**Records shown:**
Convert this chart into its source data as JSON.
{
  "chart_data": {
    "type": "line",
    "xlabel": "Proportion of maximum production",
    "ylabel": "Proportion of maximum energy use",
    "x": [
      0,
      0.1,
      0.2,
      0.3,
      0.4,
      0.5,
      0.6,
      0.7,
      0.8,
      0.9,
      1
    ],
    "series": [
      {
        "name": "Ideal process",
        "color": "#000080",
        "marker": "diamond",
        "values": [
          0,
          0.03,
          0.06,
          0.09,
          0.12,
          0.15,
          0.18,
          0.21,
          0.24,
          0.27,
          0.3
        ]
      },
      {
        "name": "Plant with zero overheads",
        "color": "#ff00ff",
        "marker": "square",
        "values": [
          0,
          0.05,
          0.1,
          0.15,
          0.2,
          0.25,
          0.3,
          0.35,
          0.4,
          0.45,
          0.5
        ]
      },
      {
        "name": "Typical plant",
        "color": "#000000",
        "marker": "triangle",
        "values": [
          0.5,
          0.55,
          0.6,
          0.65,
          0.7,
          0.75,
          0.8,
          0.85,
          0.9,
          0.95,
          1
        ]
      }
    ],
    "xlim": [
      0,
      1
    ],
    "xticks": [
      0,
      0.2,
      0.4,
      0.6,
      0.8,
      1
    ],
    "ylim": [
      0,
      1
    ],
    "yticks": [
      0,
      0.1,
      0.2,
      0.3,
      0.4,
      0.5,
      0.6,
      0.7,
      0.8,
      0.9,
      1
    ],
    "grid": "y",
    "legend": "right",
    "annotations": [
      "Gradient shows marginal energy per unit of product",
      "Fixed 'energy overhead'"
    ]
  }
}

**Written instruction:**
Extract from the material all lines containing the string "name".

**Complete response:**
        "name": "Ideal process",
        "name": "Plant with zero overheads",
        "name": "Typical plant",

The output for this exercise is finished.